■ Task instructions ■
Word for word, print all of the lines below.

■ Data to use ■
-----

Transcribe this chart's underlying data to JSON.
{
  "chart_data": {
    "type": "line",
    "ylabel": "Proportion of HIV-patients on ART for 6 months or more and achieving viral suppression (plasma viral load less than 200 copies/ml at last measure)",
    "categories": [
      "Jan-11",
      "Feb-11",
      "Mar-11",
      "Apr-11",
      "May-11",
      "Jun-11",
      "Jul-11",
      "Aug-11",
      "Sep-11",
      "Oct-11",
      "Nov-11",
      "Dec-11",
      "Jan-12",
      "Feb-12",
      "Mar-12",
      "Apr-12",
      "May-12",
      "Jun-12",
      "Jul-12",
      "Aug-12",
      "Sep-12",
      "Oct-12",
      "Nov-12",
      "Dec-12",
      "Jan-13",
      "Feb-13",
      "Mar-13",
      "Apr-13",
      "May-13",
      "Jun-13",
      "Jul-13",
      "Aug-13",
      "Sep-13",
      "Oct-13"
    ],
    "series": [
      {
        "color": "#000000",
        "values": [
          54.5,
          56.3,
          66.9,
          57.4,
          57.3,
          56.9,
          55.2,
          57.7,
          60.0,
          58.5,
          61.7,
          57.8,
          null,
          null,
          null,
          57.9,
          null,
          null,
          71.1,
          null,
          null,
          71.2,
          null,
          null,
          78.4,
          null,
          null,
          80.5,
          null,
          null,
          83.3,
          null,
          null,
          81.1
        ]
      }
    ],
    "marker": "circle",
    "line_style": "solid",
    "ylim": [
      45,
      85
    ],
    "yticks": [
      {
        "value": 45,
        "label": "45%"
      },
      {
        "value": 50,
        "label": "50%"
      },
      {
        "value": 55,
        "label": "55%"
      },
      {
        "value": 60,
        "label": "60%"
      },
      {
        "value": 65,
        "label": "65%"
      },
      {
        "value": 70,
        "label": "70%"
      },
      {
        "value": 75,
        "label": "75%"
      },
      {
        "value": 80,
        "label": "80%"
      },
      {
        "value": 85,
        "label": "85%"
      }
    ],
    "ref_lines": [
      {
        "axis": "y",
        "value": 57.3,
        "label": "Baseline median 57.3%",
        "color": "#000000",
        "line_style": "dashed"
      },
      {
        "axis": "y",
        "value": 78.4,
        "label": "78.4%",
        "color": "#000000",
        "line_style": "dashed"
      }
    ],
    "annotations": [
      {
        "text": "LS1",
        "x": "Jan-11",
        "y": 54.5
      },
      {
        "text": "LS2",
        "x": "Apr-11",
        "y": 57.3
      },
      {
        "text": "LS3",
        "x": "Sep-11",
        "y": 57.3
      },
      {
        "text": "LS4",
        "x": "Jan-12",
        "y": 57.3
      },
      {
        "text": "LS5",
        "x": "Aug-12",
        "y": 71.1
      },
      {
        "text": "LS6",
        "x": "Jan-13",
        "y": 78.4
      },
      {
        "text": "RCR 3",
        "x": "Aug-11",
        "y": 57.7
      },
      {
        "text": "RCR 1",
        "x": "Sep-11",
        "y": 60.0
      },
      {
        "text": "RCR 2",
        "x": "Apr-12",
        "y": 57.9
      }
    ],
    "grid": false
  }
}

-----

■ Exercise response ■
Transcribe this chart's underlying data to JSON.
{
  "chart_data": {
    "type": "line",
    "ylabel": "Proportion of HIV-patients on ART for 6 months or more and achieving viral suppression (plasma viral load less than 200 copies/ml at last measure)",
    "categories": [
      "Jan-11",
      "Feb-11",
      "Mar-11",
      "Apr-11",
      "May-11",
      "Jun-11",
      "Jul-11",
      "Aug-11",
      "Sep-11",
      "Oct-11",
      "Nov-11",
      "Dec-11",
      "Jan-12",
      "Feb-12",
      "Mar-12",
      "Apr-12",
      "May-12",
      "Jun-12",
      "Jul-12",
      "Aug-12",
      "Sep-12",
      "Oct-12",
      "Nov-12",
      "Dec-12",
      "Jan-13",
      "Feb-13",
      "Mar-13",
      "Apr-13",
      "May-13",
      "Jun-13",
      "Jul-13",
      "Aug-13",
      "Sep-13",
      "Oct-13"
    ],
    "series": [
      {
        "color": "#000000",
        "values": [
          54.5,
          56.3,
          66.9,
          57.4,
          57.3,
          56.9,
          55.2,
          57.7,
          60.0,
          58.5,
          61.7,
          57.8,
          null,
          null,
          null,
          57.9,
          null,
          null,
          71.1,
          null,
          null,
          71.2,
          null,
          null,
          78.4,
          null,
          null,
          80.5,
          null,
          null,
          83.3,
          null,
          null,
          81.1
        ]
      }
    ],
    "marker": "circle",
    "line_style": "solid",
    "ylim": [
      45,
      85
    ],
    "yticks": [
      {
        "value": 45,
        "label": "45%"
      },
      {
        "value": 50,
        "label": "50%"
      },
      {
        "value": 55,
        "label": "55%"
      },
      {
        "value": 60,
        "label": "60%"
      },
      {
        "value": 65,
        "label": "65%"
      },
      {
        "value": 70,
        "label": "70%"
      },
      {
        "value": 75,
        "label": "75%"
      },
      {
        "value": 80,
        "label": "80%"
      },
      {
        "value": 85,
        "label": "85%"
      }
    ],
    "ref_lines": [
      {
        "axis": "y",
        "value": 57.3,
        "label": "Baseline median 57.3%",
        "color": "#000000",
        "line_style": "dashed"
      },
      {
        "axis": "y",
        "value": 78.4,
        "label": "78.4%",
        "color": "#000000",
        "line_style": "dashed"
      }
    ],
    "annotations": [
      {
        "text": "LS1",
        "x": "Jan-11",
        "y": 54.5
      },
      {
        "text": "LS2",
        "x": "Apr-11",
        "y": 57.3
      },
      {
        "text": "LS3",
        "x": "Sep-11",
        "y": 57.3
      },
      {
        "text": "LS4",
        "x": "Jan-12",
        "y": 57.3
      },
      {
        "text": "LS5",
        "x": "Aug-12",
        "y": 71.1
      },
      {
        "text": "LS6",
        "x": "Jan-13",
        "y": 78.4
      },
      {
        "text": "RCR 3",
        "x": "Aug-11",
        "y": 57.7
      },
      {
        "text": "RCR 1",
        "x": "Sep-11",
        "y": 60.0
      },
      {
        "text": "RCR 2",
        "x": "Apr-12",
        "y": 57.9
      }
    ],
    "grid": false
  }
}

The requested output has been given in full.